• WORK TO COMPLETE:
Could you print all the entries exactly?

• DATA EXTRACT:
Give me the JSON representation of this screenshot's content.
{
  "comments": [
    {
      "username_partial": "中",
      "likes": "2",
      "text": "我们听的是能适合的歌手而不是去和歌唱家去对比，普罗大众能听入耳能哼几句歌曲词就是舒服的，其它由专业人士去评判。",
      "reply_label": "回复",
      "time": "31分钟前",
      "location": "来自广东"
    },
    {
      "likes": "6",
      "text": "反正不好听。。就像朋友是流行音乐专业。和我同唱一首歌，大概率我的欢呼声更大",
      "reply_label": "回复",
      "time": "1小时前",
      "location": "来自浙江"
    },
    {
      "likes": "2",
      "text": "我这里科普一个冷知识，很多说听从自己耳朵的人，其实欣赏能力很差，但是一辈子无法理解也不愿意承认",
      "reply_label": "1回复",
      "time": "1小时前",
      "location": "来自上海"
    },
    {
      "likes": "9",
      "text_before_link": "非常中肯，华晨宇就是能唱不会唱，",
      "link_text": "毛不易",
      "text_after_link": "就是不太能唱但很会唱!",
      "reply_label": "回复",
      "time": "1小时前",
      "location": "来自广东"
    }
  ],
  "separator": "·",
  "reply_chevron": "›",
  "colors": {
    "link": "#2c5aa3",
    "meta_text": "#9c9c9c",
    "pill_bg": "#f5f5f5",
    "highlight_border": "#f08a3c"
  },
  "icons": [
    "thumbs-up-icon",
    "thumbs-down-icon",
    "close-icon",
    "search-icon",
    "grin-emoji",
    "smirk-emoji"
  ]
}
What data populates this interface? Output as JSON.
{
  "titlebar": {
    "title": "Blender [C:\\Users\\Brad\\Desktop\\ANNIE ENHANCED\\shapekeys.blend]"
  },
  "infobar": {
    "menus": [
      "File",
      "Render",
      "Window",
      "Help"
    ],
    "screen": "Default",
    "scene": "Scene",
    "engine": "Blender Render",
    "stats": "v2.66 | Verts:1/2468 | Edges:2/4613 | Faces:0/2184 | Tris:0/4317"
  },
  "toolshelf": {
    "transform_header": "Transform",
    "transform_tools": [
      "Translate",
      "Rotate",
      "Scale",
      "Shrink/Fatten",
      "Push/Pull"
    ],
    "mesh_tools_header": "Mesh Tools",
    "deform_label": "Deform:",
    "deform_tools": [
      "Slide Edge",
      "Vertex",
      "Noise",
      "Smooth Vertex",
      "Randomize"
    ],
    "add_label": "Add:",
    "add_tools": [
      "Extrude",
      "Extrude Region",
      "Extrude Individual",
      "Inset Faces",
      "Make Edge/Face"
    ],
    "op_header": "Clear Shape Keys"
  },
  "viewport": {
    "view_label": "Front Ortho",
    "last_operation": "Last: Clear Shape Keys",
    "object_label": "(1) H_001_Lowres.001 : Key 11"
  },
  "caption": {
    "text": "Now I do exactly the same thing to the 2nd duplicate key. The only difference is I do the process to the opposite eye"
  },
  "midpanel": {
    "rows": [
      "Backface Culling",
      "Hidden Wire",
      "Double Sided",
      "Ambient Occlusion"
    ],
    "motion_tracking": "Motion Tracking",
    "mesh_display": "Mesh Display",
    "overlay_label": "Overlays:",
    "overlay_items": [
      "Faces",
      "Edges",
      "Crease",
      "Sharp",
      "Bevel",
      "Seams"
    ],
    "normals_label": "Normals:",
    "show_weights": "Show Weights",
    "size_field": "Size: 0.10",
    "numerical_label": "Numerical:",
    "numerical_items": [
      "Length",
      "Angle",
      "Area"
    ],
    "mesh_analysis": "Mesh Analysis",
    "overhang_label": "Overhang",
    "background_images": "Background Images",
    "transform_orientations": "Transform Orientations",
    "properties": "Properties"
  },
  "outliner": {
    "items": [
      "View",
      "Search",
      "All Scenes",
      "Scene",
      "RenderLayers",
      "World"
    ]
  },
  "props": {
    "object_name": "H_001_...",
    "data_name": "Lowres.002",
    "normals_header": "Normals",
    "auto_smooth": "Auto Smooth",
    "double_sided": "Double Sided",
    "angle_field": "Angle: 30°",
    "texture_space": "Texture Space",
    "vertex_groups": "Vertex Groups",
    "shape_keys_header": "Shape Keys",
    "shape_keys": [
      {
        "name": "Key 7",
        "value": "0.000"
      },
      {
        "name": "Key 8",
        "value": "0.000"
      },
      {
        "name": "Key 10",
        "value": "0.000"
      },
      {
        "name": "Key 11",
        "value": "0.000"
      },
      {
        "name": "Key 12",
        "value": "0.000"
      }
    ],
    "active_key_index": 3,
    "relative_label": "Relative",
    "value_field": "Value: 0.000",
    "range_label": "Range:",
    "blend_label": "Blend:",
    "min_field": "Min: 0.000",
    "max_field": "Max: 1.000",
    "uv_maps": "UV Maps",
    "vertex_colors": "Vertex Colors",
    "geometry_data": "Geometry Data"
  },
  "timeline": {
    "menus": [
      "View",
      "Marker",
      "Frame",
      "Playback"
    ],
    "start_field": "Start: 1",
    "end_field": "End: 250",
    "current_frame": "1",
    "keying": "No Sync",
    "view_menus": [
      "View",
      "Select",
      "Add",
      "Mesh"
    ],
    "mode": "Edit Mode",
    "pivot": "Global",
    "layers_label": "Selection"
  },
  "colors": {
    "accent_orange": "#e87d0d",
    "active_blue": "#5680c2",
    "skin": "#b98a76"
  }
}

• RESULT OF THE EXERCISE:
Give me the JSON representation of this screenshot's content.
{
  "comments": [
    {
      "username_partial": "中",
      "likes": "2",
      "text": "我们听的是能适合的歌手而不是去和歌唱家去对比，普罗大众能听入耳能哼几句歌曲词就是舒服的，其它由专业人士去评判。",
      "reply_label": "回复",
      "time": "31分钟前",
      "location": "来自广东"
    },
    {
      "likes": "6",
      "text": "反正不好听。。就像朋友是流行音乐专业。和我同唱一首歌，大概率我的欢呼声更大",
      "reply_label": "回复",
      "time": "1小时前",
      "location": "来自浙江"
    },
    {
      "likes": "2",
      "text": "我这里科普一个冷知识，很多说听从自己耳朵的人，其实欣赏能力很差，但是一辈子无法理解也不愿意承认",
      "reply_label": "1回复",
      "time": "1小时前",
      "location": "来自上海"
    },
    {
      "likes": "9",
      "text_before_link": "非常中肯，华晨宇就是能唱不会唱，",
      "link_text": "毛不易",
      "text_after_link": "就是不太能唱但很会唱!",
      "reply_label": "回复",
      "time": "1小时前",
      "location": "来自广东"
    }
  ],
  "separator": "·",
  "reply_chevron": "›",
  "colors": {
    "link": "#2c5aa3",
    "meta_text": "#9c9c9c",
    "pill_bg": "#f5f5f5",
    "highlight_border": "#f08a3c"
  },
  "icons": [
    "thumbs-up-icon",
    "thumbs-down-icon",
    "close-icon",
    "search-icon",
    "grin-emoji",
    "smirk-emoji"
  ]
}
What data populates this interface? Output as JSON.
{
  "titlebar": {
    "title": "Blender [C:\\Users\\Brad\\Desktop\\ANNIE ENHANCED\\shapekeys.blend]"
  },
  "infobar": {
    "menus": [
      "File",
      "Render",
      "Window",
      "Help"
    ],
    "screen": "Default",
    "scene": "Scene",
    "engine": "Blender Render",
    "stats": "v2.66 | Verts:1/2468 | Edges:2/4613 | Faces:0/2184 | Tris:0/4317"
  },
  "toolshelf": {
    "transform_header": "Transform",
    "transform_tools": [
      "Translate",
      "Rotate",
      "Scale",
      "Shrink/Fatten",
      "Push/Pull"
    ],
    "mesh_tools_header": "Mesh Tools",
    "deform_label": "Deform:",
    "deform_tools": [
      "Slide Edge",
      "Vertex",
      "Noise",
      "Smooth Vertex",
      "Randomize"
    ],
    "add_label": "Add:",
    "add_tools": [
      "Extrude",
      "Extrude Region",
      "Extrude Individual",
      "Inset Faces",
      "Make Edge/Face"
    ],
    "op_header": "Clear Shape Keys"
  },
  "viewport": {
    "view_label": "Front Ortho",
    "last_operation": "Last: Clear Shape Keys",
    "object_label": "(1) H_001_Lowres.001 : Key 11"
  },
  "caption": {
    "text": "Now I do exactly the same thing to the 2nd duplicate key. The only difference is I do the process to the opposite eye"
  },
  "midpanel": {
    "rows": [
      "Backface Culling",
      "Hidden Wire",
      "Double Sided",
      "Ambient Occlusion"
    ],
    "motion_tracking": "Motion Tracking",
    "mesh_display": "Mesh Display",
    "overlay_label": "Overlays:",
    "overlay_items": [
      "Faces",
      "Edges",
      "Crease",
      "Sharp",
      "Bevel",
      "Seams"
    ],
    "normals_label": "Normals:",
    "show_weights": "Show Weights",
    "size_field": "Size: 0.10",
    "numerical_label": "Numerical:",
    "numerical_items": [
      "Length",
      "Angle",
      "Area"
    ],
    "mesh_analysis": "Mesh Analysis",
    "overhang_label": "Overhang",
    "background_images": "Background Images",
    "transform_orientations": "Transform Orientations",
    "properties": "Properties"
  },
  "outliner": {
    "items": [
      "View",
      "Search",
      "All Scenes",
      "Scene",
      "RenderLayers",
      "World"
    ]
  },
  "props": {
    "object_name": "H_001_...",
    "data_name": "Lowres.002",
    "normals_header": "Normals",
    "auto_smooth": "Auto Smooth",
    "double_sided": "Double Sided",
    "angle_field": "Angle: 30°",
    "texture_space": "Texture Space",
    "vertex_groups": "Vertex Groups",
    "shape_keys_header": "Shape Keys",
    "shape_keys": [
      {
        "name": "Key 7",
        "value": "0.000"
      },
      {
        "name": "Key 8",
        "value": "0.000"
      },
      {
        "name": "Key 10",
        "value": "0.000"
      },
      {
        "name": "Key 11",
        "value": "0.000"
      },
      {
        "name": "Key 12",
        "value": "0.000"
      }
    ],
    "active_key_index": 3,
    "relative_label": "Relative",
    "value_field": "Value: 0.000",
    "range_label": "Range:",
    "blend_label": "Blend:",
    "min_field": "Min: 0.000",
    "max_field": "Max: 1.000",
    "uv_maps": "UV Maps",
    "vertex_colors": "Vertex Colors",
    "geometry_data": "Geometry Data"
  },
  "timeline": {
    "menus": [
      "View",
      "Marker",
      "Frame",
      "Playback"
    ],
    "start_field": "Start: 1",
    "end_field": "End: 250",
    "current_frame": "1",
    "keying": "No Sync",
    "view_menus": [
      "View",
      "Select",
      "Add",
      "Mesh"
    ],
    "mode": "Edit Mode",
    "pivot": "Global",
    "layers_label": "Selection"
  },
  "colors": {
    "accent_orange": "#e87d0d",
    "active_blue": "#5680c2",
    "skin": "#b98a76"
  }
}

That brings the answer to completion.